#### THE REQUEST
Below are some records. Pull every line that contains the word "name".

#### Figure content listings
## Start

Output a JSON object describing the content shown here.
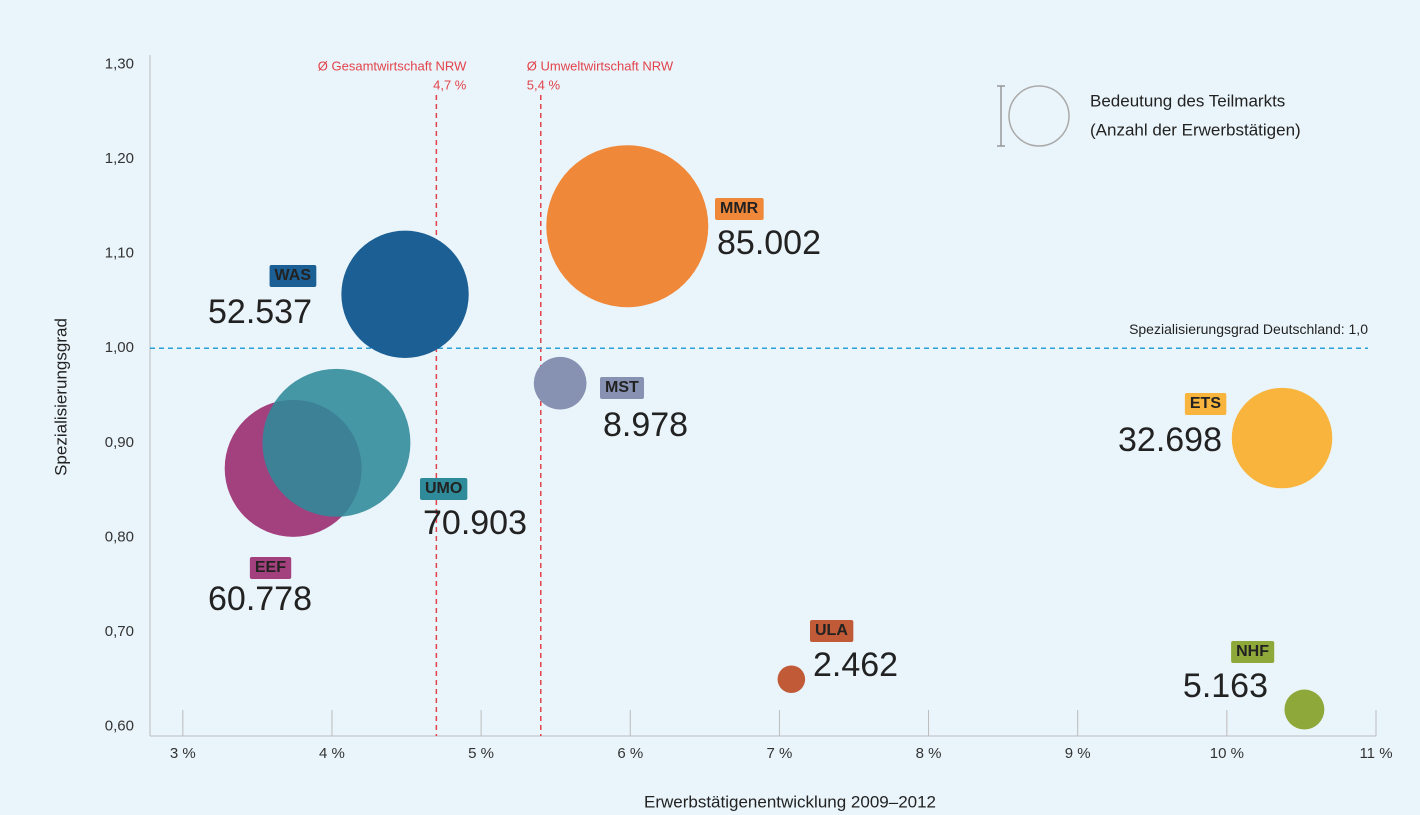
{
  "chart_data": {
    "type": "bubble",
    "x_label": "Erwerbstätigenentwicklung 2009–2012",
    "y_label": "Spezialisierungsgrad",
    "legend_title": [
      "Bedeutung des Teilmarkts",
      "(Anzahl der Erwerbstätigen)"
    ],
    "xlim": [
      2.78,
      11
    ],
    "ylim": [
      0.59,
      1.31
    ],
    "xticks": [
      {
        "value": 3,
        "label": "3 %"
      },
      {
        "value": 4,
        "label": "4 %"
      },
      {
        "value": 5,
        "label": "5 %"
      },
      {
        "value": 6,
        "label": "6 %"
      },
      {
        "value": 7,
        "label": "7 %"
      },
      {
        "value": 8,
        "label": "8 %"
      },
      {
        "value": 9,
        "label": "9 %"
      },
      {
        "value": 10,
        "label": "10 %"
      },
      {
        "value": 11,
        "label": "11 %"
      }
    ],
    "yticks": [
      {
        "value": 0.6,
        "label": "0,60"
      },
      {
        "value": 0.7,
        "label": "0,70"
      },
      {
        "value": 0.8,
        "label": "0,80"
      },
      {
        "value": 0.9,
        "label": "0,90"
      },
      {
        "value": 1.0,
        "label": "1,00"
      },
      {
        "value": 1.1,
        "label": "1,10"
      },
      {
        "value": 1.2,
        "label": "1,20"
      },
      {
        "value": 1.3,
        "label": "1,30"
      }
    ],
    "reference_lines": [
      {
        "axis": "x",
        "value": 4.7,
        "name": "Ø Gesamtwirtschaft NRW",
        "label": "4,7 %",
        "color": "#e2434b"
      },
      {
        "axis": "x",
        "value": 5.4,
        "name": "Ø Umweltwirtschaft NRW",
        "label": "5,4 %",
        "color": "#e2434b"
      },
      {
        "axis": "y",
        "value": 1.0,
        "label": "Spezialisierungsgrad Deutschland: 1,0",
        "color": "#2a9fd8"
      }
    ],
    "series": [
      {
        "name": "MMR",
        "color": "#f0883a",
        "x": [
          5.98
        ],
        "values": [
          1.129
        ],
        "sizes": [
          85002
        ],
        "size_labels": [
          "85.002"
        ]
      },
      {
        "name": "WAS",
        "color": "#1c5f94",
        "x": [
          4.49
        ],
        "values": [
          1.057
        ],
        "sizes": [
          52537
        ],
        "size_labels": [
          "52.537"
        ]
      },
      {
        "name": "EEF",
        "color": "#a3417f",
        "x": [
          3.74
        ],
        "values": [
          0.873
        ],
        "sizes": [
          60778
        ],
        "size_labels": [
          "60.778"
        ]
      },
      {
        "name": "UMO",
        "color": "#2f8a9a",
        "x": [
          4.03
        ],
        "values": [
          0.9
        ],
        "sizes": [
          70903
        ],
        "size_labels": [
          "70.903"
        ]
      },
      {
        "name": "MST",
        "color": "#8792b3",
        "x": [
          5.53
        ],
        "values": [
          0.963
        ],
        "sizes": [
          8978
        ],
        "size_labels": [
          "8.978"
        ]
      },
      {
        "name": "ETS",
        "color": "#f8b43c",
        "x": [
          10.37
        ],
        "values": [
          0.905
        ],
        "sizes": [
          32698
        ],
        "size_labels": [
          "32.698"
        ]
      },
      {
        "name": "ULA",
        "color": "#c05a37",
        "x": [
          7.08
        ],
        "values": [
          0.65
        ],
        "sizes": [
          2462
        ],
        "size_labels": [
          "2.462"
        ]
      },
      {
        "name": "NHF",
        "color": "#8fa83a",
        "x": [
          10.52
        ],
        "values": [
          0.618
        ],
        "sizes": [
          5163
        ],
        "size_labels": [
          "5.163"
        ]
      }
    ]
  }
}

## End

#### SOLUTION TO THIS TASK
        "name": "Ø Gesamtwirtschaft NRW",
        "name": "Ø Umweltwirtschaft NRW",
        "name": "MMR",
        "name": "WAS",
        "name": "EEF",
        "name": "UMO",
        "name": "MST",
        "name": "ETS",
        "name": "ULA",
        "name": "NHF",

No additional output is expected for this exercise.